Information shown →
·····

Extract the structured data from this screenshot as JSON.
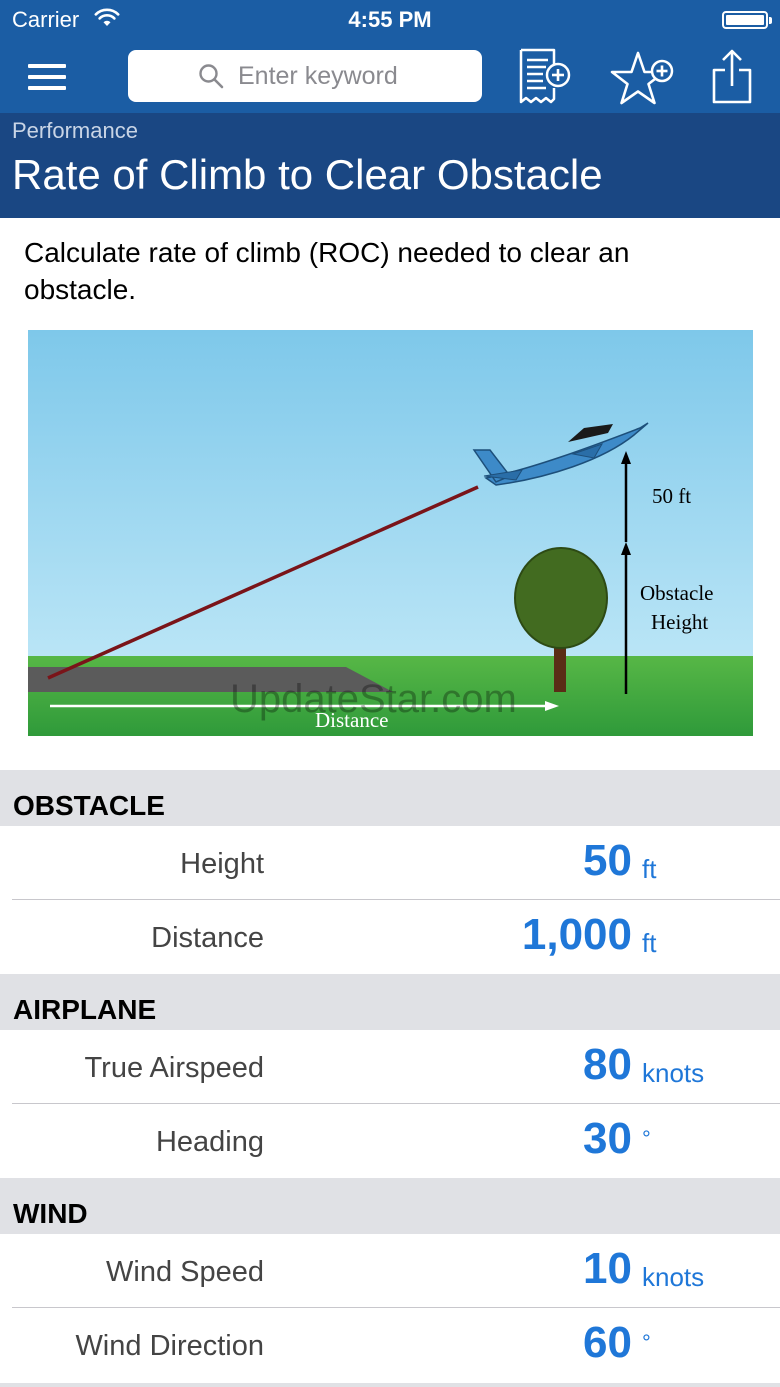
{
  "status_bar": {
    "carrier": "Carrier",
    "time": "4:55 PM"
  },
  "nav": {
    "search_placeholder": "Enter keyword"
  },
  "header": {
    "breadcrumb": "Performance",
    "title": "Rate of Climb to Clear Obstacle"
  },
  "description": "Calculate rate of climb (ROC) needed to clear an obstacle.",
  "diagram": {
    "label_50ft": "50 ft",
    "label_obstacle_line1": "Obstacle",
    "label_obstacle_line2": "Height",
    "label_distance": "Distance",
    "watermark": "UpdateStar.com"
  },
  "sections": {
    "obstacle": {
      "title": "OBSTACLE",
      "height": {
        "label": "Height",
        "value": "50",
        "unit": "ft"
      },
      "distance": {
        "label": "Distance",
        "value": "1,000",
        "unit": "ft"
      }
    },
    "airplane": {
      "title": "AIRPLANE",
      "true_airspeed": {
        "label": "True Airspeed",
        "value": "80",
        "unit": "knots"
      },
      "heading": {
        "label": "Heading",
        "value": "30",
        "unit": "°"
      }
    },
    "wind": {
      "title": "WIND",
      "wind_speed": {
        "label": "Wind Speed",
        "value": "10",
        "unit": "knots"
      },
      "wind_direction": {
        "label": "Wind Direction",
        "value": "60",
        "unit": "°"
      }
    }
  },
  "colors": {
    "nav_bar": "#1b5da4",
    "header_band": "#1a4783",
    "accent_value": "#1f77d8",
    "section_bg": "#e0e1e5"
  },
  "icons": [
    "menu-icon",
    "search-icon",
    "add-note-icon",
    "add-favorite-icon",
    "share-icon",
    "wifi-icon",
    "battery-icon"
  ]
}
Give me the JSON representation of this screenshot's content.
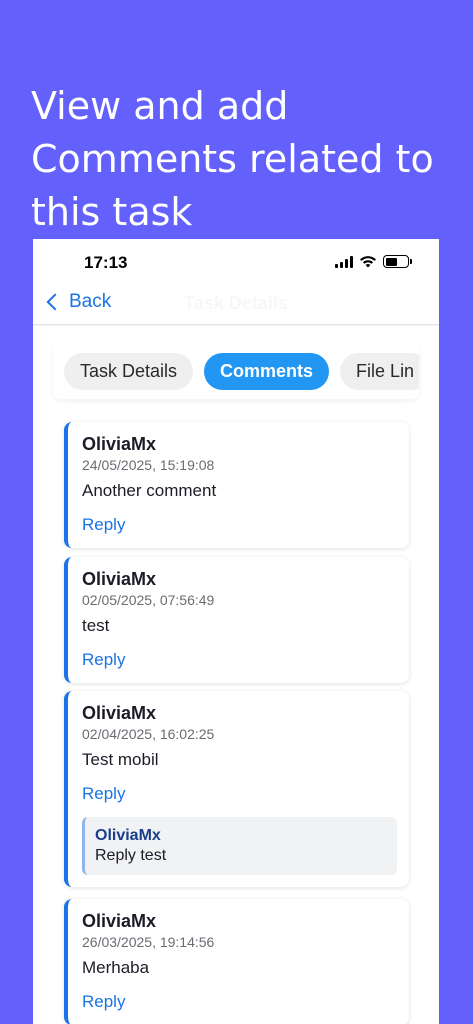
{
  "headline": "View and add Comments related to this task",
  "status_bar": {
    "time": "17:13"
  },
  "nav": {
    "back_label": "Back",
    "title": "Task Details"
  },
  "tabs": [
    {
      "label": "Task Details",
      "active": false
    },
    {
      "label": "Comments",
      "active": true
    },
    {
      "label": "File Lin",
      "active": false
    }
  ],
  "comments": [
    {
      "author": "OliviaMx",
      "date": "24/05/2025, 15:19:08",
      "text": "Another comment",
      "reply_label": "Reply"
    },
    {
      "author": "OliviaMx",
      "date": "02/05/2025, 07:56:49",
      "text": "test",
      "reply_label": "Reply"
    },
    {
      "author": "OliviaMx",
      "date": "02/04/2025, 16:02:25",
      "text": "Test mobil",
      "reply_label": "Reply",
      "replies": [
        {
          "author": "OliviaMx",
          "text": "Reply test"
        }
      ]
    },
    {
      "author": "OliviaMx",
      "date": "26/03/2025, 19:14:56",
      "text": "Merhaba",
      "reply_label": "Reply"
    }
  ],
  "colors": {
    "background": "#6360fb",
    "accent": "#1a73e8",
    "active_tab": "#2196f3"
  }
}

·····

Requirement →
Return each line that includes "this".

Full output →
Extract the structured data from this screenshot as JSON.
Give me the JSON representation of this screenshot's content.
  "headline": "View and add Comments related to this task",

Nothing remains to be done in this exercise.